_Exercise brief_: Extract all data as written.

_Exercise material_:

■ ■ ■ ■ ■

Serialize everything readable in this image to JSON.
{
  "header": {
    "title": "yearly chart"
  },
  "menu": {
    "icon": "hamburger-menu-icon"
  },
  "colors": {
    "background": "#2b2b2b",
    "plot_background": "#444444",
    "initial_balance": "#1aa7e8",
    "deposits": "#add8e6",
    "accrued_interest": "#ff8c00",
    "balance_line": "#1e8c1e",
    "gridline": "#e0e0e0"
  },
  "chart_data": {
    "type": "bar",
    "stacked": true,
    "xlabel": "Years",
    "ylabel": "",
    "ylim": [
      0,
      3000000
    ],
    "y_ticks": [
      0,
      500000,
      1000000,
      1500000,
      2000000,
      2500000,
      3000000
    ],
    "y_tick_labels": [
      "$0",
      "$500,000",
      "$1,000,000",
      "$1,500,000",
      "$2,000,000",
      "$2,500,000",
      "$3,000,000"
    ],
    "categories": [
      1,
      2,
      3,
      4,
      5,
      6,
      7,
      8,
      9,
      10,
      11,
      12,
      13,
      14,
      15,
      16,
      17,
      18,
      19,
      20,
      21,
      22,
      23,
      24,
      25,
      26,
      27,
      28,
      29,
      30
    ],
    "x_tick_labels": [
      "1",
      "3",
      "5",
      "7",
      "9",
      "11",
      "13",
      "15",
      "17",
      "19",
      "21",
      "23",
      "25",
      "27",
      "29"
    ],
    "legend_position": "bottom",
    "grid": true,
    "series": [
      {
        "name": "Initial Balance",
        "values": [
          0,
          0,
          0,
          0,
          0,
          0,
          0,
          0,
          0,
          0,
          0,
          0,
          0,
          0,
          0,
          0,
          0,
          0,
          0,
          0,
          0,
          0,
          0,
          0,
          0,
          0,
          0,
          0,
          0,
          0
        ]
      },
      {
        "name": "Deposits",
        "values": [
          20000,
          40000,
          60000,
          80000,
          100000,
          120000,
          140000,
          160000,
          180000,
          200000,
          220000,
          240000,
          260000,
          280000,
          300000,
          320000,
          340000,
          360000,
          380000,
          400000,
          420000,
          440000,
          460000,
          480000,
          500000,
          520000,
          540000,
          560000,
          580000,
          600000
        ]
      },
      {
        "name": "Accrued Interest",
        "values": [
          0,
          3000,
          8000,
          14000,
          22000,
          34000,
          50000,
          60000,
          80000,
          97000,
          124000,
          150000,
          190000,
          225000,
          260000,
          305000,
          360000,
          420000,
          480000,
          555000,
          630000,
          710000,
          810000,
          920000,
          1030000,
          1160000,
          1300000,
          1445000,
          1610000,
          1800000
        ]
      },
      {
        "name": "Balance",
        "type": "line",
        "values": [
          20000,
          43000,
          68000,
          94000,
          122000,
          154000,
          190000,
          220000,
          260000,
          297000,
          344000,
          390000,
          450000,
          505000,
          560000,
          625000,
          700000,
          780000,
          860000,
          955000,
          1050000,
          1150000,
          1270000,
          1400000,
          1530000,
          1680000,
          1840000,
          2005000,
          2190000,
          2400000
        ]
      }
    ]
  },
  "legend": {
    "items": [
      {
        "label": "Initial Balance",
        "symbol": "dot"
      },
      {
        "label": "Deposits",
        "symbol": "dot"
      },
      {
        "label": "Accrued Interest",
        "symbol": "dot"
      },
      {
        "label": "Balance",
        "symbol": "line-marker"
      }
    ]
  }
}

■ ■ ■ ■ ■

_Solution to the problem_:
Serialize everything readable in this image to JSON.
{
  "header": {
    "title": "yearly chart"
  },
  "menu": {
    "icon": "hamburger-menu-icon"
  },
  "colors": {
    "background": "#2b2b2b",
    "plot_background": "#444444",
    "initial_balance": "#1aa7e8",
    "deposits": "#add8e6",
    "accrued_interest": "#ff8c00",
    "balance_line": "#1e8c1e",
    "gridline": "#e0e0e0"
  },
  "chart_data": {
    "type": "bar",
    "stacked": true,
    "xlabel": "Years",
    "ylabel": "",
    "ylim": [
      0,
      3000000
    ],
    "y_ticks": [
      0,
      500000,
      1000000,
      1500000,
      2000000,
      2500000,
      3000000
    ],
    "y_tick_labels": [
      "$0",
      "$500,000",
      "$1,000,000",
      "$1,500,000",
      "$2,000,000",
      "$2,500,000",
      "$3,000,000"
    ],
    "categories": [
      1,
      2,
      3,
      4,
      5,
      6,
      7,
      8,
      9,
      10,
      11,
      12,
      13,
      14,
      15,
      16,
      17,
      18,
      19,
      20,
      21,
      22,
      23,
      24,
      25,
      26,
      27,
      28,
      29,
      30
    ],
    "x_tick_labels": [
      "1",
      "3",
      "5",
      "7",
      "9",
      "11",
      "13",
      "15",
      "17",
      "19",
      "21",
      "23",
      "25",
      "27",
      "29"
    ],
    "legend_position": "bottom",
    "grid": true,
    "series": [
      {
        "name": "Initial Balance",
        "values": [
          0,
          0,
          0,
          0,
          0,
          0,
          0,
          0,
          0,
          0,
          0,
          0,
          0,
          0,
          0,
          0,
          0,
          0,
          0,
          0,
          0,
          0,
          0,
          0,
          0,
          0,
          0,
          0,
          0,
          0
        ]
      },
      {
        "name": "Deposits",
        "values": [
          20000,
          40000,
          60000,
          80000,
          100000,
          120000,
          140000,
          160000,
          180000,
          200000,
          220000,
          240000,
          260000,
          280000,
          300000,
          320000,
          340000,
          360000,
          380000,
          400000,
          420000,
          440000,
          460000,
          480000,
          500000,
          520000,
          540000,
          560000,
          580000,
          600000
        ]
      },
      {
        "name": "Accrued Interest",
        "values": [
          0,
          3000,
          8000,
          14000,
          22000,
          34000,
          50000,
          60000,
          80000,
          97000,
          124000,
          150000,
          190000,
          225000,
          260000,
          305000,
          360000,
          420000,
          480000,
          555000,
          630000,
          710000,
          810000,
          920000,
          1030000,
          1160000,
          1300000,
          1445000,
          1610000,
          1800000
        ]
      },
      {
        "name": "Balance",
        "type": "line",
        "values": [
          20000,
          43000,
          68000,
          94000,
          122000,
          154000,
          190000,
          220000,
          260000,
          297000,
          344000,
          390000,
          450000,
          505000,
          560000,
          625000,
          700000,
          780000,
          860000,
          955000,
          1050000,
          1150000,
          1270000,
          1400000,
          1530000,
          1680000,
          1840000,
          2005000,
          2190000,
          2400000
        ]
      }
    ]
  },
  "legend": {
    "items": [
      {
        "label": "Initial Balance",
        "symbol": "dot"
      },
      {
        "label": "Deposits",
        "symbol": "dot"
      },
      {
        "label": "Accrued Interest",
        "symbol": "dot"
      },
      {
        "label": "Balance",
        "symbol": "line-marker"
      }
    ]
  }
}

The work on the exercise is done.